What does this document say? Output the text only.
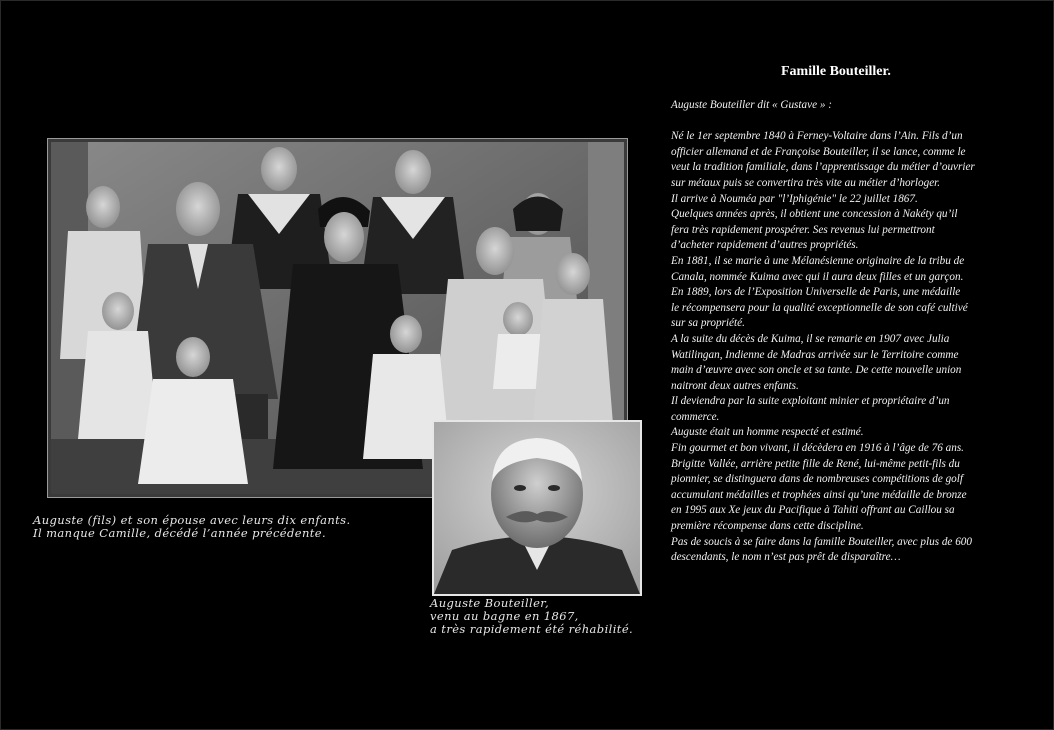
Auguste (fils) et son épouse avec leurs dix enfants.
Il manque Camille, décédé l’année précédente.
Auguste Bouteiller,
venu au bagne en 1867,
a très rapidement été réhabilité.
Famille Bouteiller.
Auguste Bouteiller dit « Gustave » :
Né le 1er septembre 1840 à Ferney-Voltaire dans l’Ain. Fils d’un
officier allemand et de Françoise Bouteiller, il se lance, comme le
veut la tradition familiale, dans l’apprentissage du métier d’ouvrier
sur métaux puis se convertira très vite au métier d’horloger.
Il arrive à Nouméa par "l’Iphigénie" le 22 juillet 1867.
Quelques années après, il obtient une concession à Nakéty qu’il
fera très rapidement prospérer. Ses revenus lui permettront
d’acheter rapidement d’autres propriétés.
En 1881, il se marie à une Mélanésienne originaire de la tribu de
Canala, nommée Kuima avec qui il aura deux filles et un garçon.
En 1889, lors de l’Exposition Universelle de Paris, une médaille
le récompensera pour la qualité exceptionnelle de son café cultivé
sur sa propriété.
A la suite du décès de Kuima, il se remarie en 1907 avec Julia
Watilingan, Indienne de Madras arrivée sur le Territoire comme
main d’œuvre avec son oncle et sa tante. De cette nouvelle union
naitront deux autres enfants.
Il deviendra par la suite exploitant minier et propriétaire d’un
commerce.
Auguste était un homme respecté et estimé.
Fin gourmet et bon vivant, il décèdera en 1916 à l’âge de 76 ans.
Brigitte Vallée, arrière petite fille de René, lui-même petit-fils du
pionnier, se distinguera dans de nombreuses compétitions de golf
accumulant médailles et trophées ainsi qu’une médaille de bronze
en 1995 aux Xe jeux du Pacifique à Tahiti offrant au Caillou sa
première récompense dans cette discipline.
Pas de soucis à se faire dans la famille Bouteiller, avec plus de 600
descendants, le nom n’est pas prêt de disparaître…
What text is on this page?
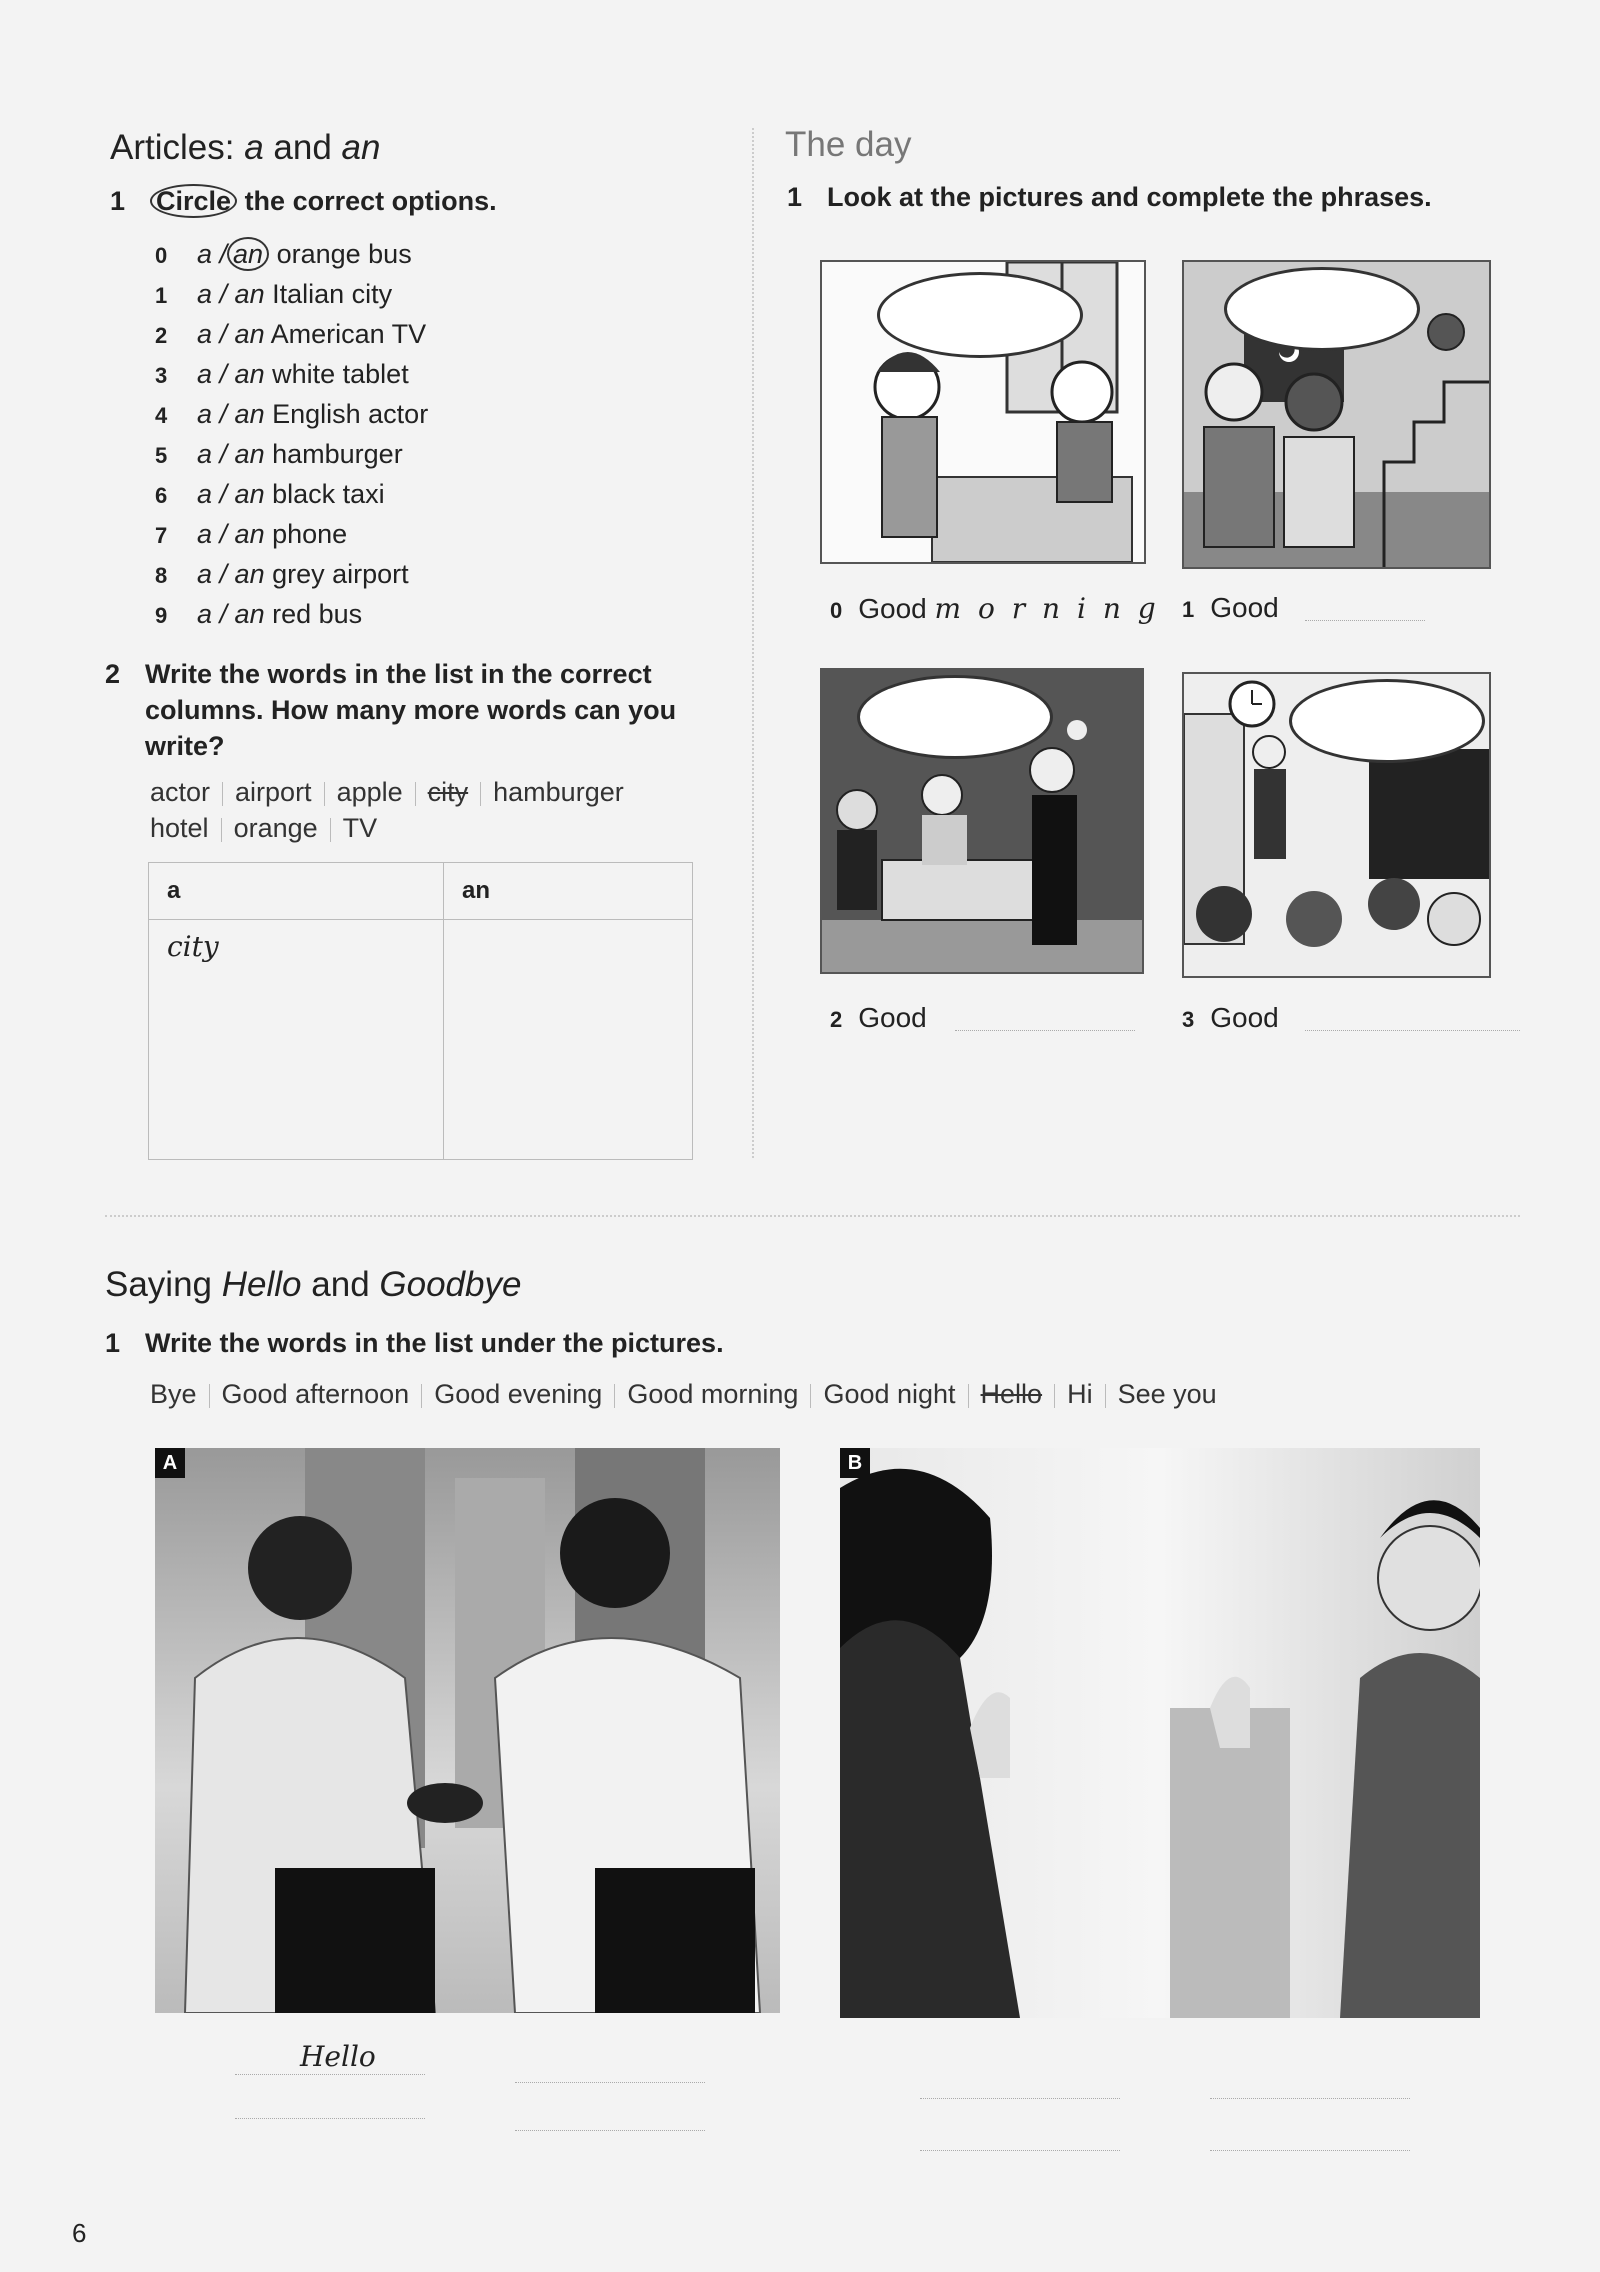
Articles: a and an
1 Circle the correct options.
0 a / an orange bus
1 a / an Italian city
2 a / an American TV
3 a / an white tablet
4 a / an English actor
5 a / an hamburger
6 a / an black taxi
7 a / an phone
8 a / an grey airport
9 a / an red bus
2 Write the words in the list in the correct columns. How many more words can you write?
actor airport apple city hamburger
hotel orange TV
a	an
city	
The day
1 Look at the pictures and complete the phrases.
0 Good m o r n i n g 1 Good
2 Good	3 Good
Saying Hello and Goodbye
1 Write the words in the list under the pictures.
Bye Good afternoon Good evening Good morning Good night Hello Hi See you
A	B
Hello
6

• Exercise description: How many lines in these entries hold the string "hamburger"? Answer with the number alone.

• Task result: 2